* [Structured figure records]
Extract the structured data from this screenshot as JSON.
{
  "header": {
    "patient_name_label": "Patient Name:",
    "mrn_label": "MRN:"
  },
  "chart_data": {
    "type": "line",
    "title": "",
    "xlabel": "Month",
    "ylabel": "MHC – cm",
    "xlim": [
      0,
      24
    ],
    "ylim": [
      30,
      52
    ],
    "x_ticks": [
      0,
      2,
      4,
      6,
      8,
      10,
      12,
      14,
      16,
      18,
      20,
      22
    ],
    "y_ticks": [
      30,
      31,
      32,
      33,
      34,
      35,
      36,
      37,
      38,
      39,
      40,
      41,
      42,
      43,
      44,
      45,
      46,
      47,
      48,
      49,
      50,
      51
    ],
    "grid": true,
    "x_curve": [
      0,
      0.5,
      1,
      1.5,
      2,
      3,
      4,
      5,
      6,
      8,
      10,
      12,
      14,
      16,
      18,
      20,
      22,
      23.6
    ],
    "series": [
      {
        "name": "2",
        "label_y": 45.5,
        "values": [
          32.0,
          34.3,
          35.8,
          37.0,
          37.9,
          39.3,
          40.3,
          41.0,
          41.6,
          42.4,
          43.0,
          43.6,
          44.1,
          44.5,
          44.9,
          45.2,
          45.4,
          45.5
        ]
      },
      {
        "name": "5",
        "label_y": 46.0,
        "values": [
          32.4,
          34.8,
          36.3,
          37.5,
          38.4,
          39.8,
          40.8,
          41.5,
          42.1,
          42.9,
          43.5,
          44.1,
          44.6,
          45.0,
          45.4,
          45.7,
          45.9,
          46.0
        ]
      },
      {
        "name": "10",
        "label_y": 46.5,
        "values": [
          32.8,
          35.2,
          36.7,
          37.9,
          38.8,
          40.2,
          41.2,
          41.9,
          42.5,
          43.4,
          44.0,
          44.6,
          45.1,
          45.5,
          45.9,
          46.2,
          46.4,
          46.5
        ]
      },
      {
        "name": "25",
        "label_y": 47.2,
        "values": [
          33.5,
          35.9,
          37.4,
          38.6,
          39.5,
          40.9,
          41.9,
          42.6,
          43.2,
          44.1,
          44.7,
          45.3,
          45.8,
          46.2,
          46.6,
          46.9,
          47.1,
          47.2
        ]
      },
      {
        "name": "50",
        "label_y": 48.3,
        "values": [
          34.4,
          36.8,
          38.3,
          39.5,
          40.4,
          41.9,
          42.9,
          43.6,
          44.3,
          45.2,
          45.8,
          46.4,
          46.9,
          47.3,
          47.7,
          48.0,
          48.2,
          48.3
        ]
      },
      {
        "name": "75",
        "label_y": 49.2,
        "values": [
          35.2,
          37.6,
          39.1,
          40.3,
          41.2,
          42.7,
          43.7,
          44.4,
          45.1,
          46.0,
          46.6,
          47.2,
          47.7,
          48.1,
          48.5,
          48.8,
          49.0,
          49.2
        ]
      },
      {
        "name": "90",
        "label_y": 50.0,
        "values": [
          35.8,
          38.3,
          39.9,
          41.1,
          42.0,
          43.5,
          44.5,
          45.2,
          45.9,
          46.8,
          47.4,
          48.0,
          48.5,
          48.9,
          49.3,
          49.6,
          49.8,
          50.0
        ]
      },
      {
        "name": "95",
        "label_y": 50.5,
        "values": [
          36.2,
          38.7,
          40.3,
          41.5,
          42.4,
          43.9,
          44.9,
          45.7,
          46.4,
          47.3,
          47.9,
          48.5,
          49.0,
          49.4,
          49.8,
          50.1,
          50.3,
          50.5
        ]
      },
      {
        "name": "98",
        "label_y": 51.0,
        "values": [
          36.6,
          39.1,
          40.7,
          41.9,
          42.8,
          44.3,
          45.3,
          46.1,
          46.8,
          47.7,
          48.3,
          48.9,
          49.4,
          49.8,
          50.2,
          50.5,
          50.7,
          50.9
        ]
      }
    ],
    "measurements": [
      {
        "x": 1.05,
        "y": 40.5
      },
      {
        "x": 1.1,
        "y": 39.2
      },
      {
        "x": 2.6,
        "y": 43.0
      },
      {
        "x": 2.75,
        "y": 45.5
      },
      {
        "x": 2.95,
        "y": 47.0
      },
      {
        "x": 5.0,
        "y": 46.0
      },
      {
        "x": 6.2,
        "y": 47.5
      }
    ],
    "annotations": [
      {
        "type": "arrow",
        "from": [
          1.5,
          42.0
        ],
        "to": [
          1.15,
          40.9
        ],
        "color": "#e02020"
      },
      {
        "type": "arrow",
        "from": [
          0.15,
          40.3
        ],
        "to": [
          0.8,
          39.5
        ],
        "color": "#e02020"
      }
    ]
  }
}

* [SET PROBLEM] Take the lines above and retype all of them exactly.

* [TASK RESULT]
Extract the structured data from this screenshot as JSON.
{
  "header": {
    "patient_name_label": "Patient Name:",
    "mrn_label": "MRN:"
  },
  "chart_data": {
    "type": "line",
    "title": "",
    "xlabel": "Month",
    "ylabel": "MHC – cm",
    "xlim": [
      0,
      24
    ],
    "ylim": [
      30,
      52
    ],
    "x_ticks": [
      0,
      2,
      4,
      6,
      8,
      10,
      12,
      14,
      16,
      18,
      20,
      22
    ],
    "y_ticks": [
      30,
      31,
      32,
      33,
      34,
      35,
      36,
      37,
      38,
      39,
      40,
      41,
      42,
      43,
      44,
      45,
      46,
      47,
      48,
      49,
      50,
      51
    ],
    "grid": true,
    "x_curve": [
      0,
      0.5,
      1,
      1.5,
      2,
      3,
      4,
      5,
      6,
      8,
      10,
      12,
      14,
      16,
      18,
      20,
      22,
      23.6
    ],
    "series": [
      {
        "name": "2",
        "label_y": 45.5,
        "values": [
          32.0,
          34.3,
          35.8,
          37.0,
          37.9,
          39.3,
          40.3,
          41.0,
          41.6,
          42.4,
          43.0,
          43.6,
          44.1,
          44.5,
          44.9,
          45.2,
          45.4,
          45.5
        ]
      },
      {
        "name": "5",
        "label_y": 46.0,
        "values": [
          32.4,
          34.8,
          36.3,
          37.5,
          38.4,
          39.8,
          40.8,
          41.5,
          42.1,
          42.9,
          43.5,
          44.1,
          44.6,
          45.0,
          45.4,
          45.7,
          45.9,
          46.0
        ]
      },
      {
        "name": "10",
        "label_y": 46.5,
        "values": [
          32.8,
          35.2,
          36.7,
          37.9,
          38.8,
          40.2,
          41.2,
          41.9,
          42.5,
          43.4,
          44.0,
          44.6,
          45.1,
          45.5,
          45.9,
          46.2,
          46.4,
          46.5
        ]
      },
      {
        "name": "25",
        "label_y": 47.2,
        "values": [
          33.5,
          35.9,
          37.4,
          38.6,
          39.5,
          40.9,
          41.9,
          42.6,
          43.2,
          44.1,
          44.7,
          45.3,
          45.8,
          46.2,
          46.6,
          46.9,
          47.1,
          47.2
        ]
      },
      {
        "name": "50",
        "label_y": 48.3,
        "values": [
          34.4,
          36.8,
          38.3,
          39.5,
          40.4,
          41.9,
          42.9,
          43.6,
          44.3,
          45.2,
          45.8,
          46.4,
          46.9,
          47.3,
          47.7,
          48.0,
          48.2,
          48.3
        ]
      },
      {
        "name": "75",
        "label_y": 49.2,
        "values": [
          35.2,
          37.6,
          39.1,
          40.3,
          41.2,
          42.7,
          43.7,
          44.4,
          45.1,
          46.0,
          46.6,
          47.2,
          47.7,
          48.1,
          48.5,
          48.8,
          49.0,
          49.2
        ]
      },
      {
        "name": "90",
        "label_y": 50.0,
        "values": [
          35.8,
          38.3,
          39.9,
          41.1,
          42.0,
          43.5,
          44.5,
          45.2,
          45.9,
          46.8,
          47.4,
          48.0,
          48.5,
          48.9,
          49.3,
          49.6,
          49.8,
          50.0
        ]
      },
      {
        "name": "95",
        "label_y": 50.5,
        "values": [
          36.2,
          38.7,
          40.3,
          41.5,
          42.4,
          43.9,
          44.9,
          45.7,
          46.4,
          47.3,
          47.9,
          48.5,
          49.0,
          49.4,
          49.8,
          50.1,
          50.3,
          50.5
        ]
      },
      {
        "name": "98",
        "label_y": 51.0,
        "values": [
          36.6,
          39.1,
          40.7,
          41.9,
          42.8,
          44.3,
          45.3,
          46.1,
          46.8,
          47.7,
          48.3,
          48.9,
          49.4,
          49.8,
          50.2,
          50.5,
          50.7,
          50.9
        ]
      }
    ],
    "measurements": [
      {
        "x": 1.05,
        "y": 40.5
      },
      {
        "x": 1.1,
        "y": 39.2
      },
      {
        "x": 2.6,
        "y": 43.0
      },
      {
        "x": 2.75,
        "y": 45.5
      },
      {
        "x": 2.95,
        "y": 47.0
      },
      {
        "x": 5.0,
        "y": 46.0
      },
      {
        "x": 6.2,
        "y": 47.5
      }
    ],
    "annotations": [
      {
        "type": "arrow",
        "from": [
          1.5,
          42.0
        ],
        "to": [
          1.15,
          40.9
        ],
        "color": "#e02020"
      },
      {
        "type": "arrow",
        "from": [
          0.15,
          40.3
        ],
        "to": [
          0.8,
          39.5
        ],
        "color": "#e02020"
      }
    ]
  }
}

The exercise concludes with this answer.